*EXERCISE OBJECTIVE*:
Check each line of the data below for the word "Contains", then extract the ones that have it.

Figure record extracts:
----
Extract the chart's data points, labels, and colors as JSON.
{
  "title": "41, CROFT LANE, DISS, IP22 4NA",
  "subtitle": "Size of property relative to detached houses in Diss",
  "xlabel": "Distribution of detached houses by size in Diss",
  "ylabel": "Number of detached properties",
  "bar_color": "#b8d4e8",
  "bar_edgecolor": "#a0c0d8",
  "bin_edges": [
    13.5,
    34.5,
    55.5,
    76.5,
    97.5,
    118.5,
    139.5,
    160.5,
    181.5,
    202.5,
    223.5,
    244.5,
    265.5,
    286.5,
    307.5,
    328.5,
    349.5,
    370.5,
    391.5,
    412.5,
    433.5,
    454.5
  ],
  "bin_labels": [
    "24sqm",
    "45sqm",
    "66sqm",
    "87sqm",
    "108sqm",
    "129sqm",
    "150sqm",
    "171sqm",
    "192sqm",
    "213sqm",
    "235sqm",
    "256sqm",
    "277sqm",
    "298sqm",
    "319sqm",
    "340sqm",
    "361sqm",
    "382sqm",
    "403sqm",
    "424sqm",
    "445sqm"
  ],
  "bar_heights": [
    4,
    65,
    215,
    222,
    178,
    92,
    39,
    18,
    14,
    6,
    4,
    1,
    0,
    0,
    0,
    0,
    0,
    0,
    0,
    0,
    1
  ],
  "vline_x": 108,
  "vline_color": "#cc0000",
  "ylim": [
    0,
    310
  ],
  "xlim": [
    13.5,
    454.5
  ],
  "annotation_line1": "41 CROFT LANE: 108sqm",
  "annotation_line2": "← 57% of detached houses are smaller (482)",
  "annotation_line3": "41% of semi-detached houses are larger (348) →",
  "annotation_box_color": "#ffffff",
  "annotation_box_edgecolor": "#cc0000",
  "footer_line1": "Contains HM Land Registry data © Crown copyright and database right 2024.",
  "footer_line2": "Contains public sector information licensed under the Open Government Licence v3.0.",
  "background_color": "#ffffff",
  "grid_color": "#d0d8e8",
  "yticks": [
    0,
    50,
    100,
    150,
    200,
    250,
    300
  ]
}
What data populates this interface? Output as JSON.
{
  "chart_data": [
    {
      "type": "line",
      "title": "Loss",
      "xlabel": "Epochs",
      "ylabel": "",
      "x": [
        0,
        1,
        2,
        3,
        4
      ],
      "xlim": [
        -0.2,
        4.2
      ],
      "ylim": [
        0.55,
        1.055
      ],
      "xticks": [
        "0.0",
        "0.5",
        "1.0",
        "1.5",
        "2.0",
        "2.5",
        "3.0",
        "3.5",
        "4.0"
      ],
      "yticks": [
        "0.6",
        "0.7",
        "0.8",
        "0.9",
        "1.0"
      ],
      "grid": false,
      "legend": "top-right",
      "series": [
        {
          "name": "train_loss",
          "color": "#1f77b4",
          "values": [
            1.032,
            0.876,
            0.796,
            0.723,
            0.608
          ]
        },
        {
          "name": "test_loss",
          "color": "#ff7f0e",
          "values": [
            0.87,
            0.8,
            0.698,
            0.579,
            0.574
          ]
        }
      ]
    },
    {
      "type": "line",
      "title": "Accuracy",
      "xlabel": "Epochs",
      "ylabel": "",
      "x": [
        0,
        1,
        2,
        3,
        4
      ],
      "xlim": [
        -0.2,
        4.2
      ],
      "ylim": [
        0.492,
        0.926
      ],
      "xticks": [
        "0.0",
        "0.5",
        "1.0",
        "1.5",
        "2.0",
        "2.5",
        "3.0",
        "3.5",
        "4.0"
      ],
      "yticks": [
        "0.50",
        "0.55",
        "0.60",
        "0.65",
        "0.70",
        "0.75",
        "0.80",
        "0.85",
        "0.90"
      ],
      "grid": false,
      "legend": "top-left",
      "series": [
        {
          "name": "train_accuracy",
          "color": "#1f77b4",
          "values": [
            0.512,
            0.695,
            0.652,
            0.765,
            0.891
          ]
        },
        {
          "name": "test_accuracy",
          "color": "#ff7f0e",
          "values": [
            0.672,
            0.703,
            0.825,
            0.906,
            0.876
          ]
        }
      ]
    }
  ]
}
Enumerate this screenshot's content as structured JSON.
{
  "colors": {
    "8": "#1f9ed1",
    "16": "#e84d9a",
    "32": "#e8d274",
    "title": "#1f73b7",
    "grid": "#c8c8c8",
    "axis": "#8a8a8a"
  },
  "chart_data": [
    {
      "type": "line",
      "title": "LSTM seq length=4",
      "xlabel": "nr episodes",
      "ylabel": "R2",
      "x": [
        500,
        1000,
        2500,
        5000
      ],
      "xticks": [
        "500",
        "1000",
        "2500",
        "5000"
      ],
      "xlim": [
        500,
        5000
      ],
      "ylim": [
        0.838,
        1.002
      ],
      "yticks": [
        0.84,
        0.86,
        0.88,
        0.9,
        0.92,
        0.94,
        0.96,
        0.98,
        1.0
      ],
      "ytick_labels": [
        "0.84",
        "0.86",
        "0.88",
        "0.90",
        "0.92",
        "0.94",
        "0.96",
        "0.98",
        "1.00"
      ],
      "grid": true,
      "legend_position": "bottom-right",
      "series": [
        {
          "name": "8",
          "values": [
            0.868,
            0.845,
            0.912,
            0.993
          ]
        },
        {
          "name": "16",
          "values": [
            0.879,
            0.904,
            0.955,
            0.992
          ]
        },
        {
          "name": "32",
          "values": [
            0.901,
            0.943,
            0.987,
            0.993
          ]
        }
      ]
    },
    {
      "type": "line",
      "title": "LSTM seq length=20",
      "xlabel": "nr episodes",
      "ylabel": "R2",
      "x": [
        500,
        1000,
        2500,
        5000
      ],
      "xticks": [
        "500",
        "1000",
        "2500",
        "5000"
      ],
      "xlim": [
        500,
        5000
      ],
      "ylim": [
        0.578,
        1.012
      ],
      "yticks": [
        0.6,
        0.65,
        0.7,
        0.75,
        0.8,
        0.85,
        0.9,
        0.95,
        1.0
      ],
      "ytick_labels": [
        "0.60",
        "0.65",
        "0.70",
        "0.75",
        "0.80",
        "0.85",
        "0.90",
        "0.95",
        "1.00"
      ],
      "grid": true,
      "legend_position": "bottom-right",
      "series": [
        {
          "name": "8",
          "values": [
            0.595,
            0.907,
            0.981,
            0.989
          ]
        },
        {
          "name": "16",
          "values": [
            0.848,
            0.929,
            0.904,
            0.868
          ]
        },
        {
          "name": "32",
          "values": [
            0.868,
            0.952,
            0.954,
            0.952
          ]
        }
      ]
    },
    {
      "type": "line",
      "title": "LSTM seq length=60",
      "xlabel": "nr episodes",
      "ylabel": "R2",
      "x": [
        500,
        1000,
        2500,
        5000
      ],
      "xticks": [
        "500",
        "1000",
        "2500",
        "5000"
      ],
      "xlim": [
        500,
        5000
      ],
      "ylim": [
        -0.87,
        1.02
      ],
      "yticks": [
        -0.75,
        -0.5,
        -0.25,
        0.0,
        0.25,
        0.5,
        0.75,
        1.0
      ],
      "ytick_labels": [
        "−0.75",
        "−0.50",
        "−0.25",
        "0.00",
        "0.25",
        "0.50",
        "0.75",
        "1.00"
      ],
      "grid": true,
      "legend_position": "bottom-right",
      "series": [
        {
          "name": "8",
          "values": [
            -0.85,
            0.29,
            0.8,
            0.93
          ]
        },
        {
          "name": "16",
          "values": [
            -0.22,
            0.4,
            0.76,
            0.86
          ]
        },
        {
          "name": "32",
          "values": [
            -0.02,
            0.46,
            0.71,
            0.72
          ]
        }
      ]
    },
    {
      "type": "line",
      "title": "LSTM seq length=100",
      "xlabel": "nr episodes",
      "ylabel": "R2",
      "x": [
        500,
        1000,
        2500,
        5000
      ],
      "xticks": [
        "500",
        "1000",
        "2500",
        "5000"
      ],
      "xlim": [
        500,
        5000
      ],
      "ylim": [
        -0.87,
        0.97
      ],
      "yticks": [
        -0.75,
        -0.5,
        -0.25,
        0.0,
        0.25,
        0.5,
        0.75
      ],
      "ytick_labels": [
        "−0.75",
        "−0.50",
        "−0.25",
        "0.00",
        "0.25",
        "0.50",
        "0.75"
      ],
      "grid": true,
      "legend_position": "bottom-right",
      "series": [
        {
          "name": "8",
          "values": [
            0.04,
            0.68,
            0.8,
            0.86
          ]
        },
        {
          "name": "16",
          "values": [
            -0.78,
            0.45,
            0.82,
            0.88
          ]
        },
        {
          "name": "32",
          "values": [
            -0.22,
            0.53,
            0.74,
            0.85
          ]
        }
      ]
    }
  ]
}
----
*TASK SOLUTION*:
  "footer_line1": "Contains HM Land Registry data © Crown copyright and database right 2024.",
  "footer_line2": "Contains public sector information licensed under the Open Government Licence v3.0.",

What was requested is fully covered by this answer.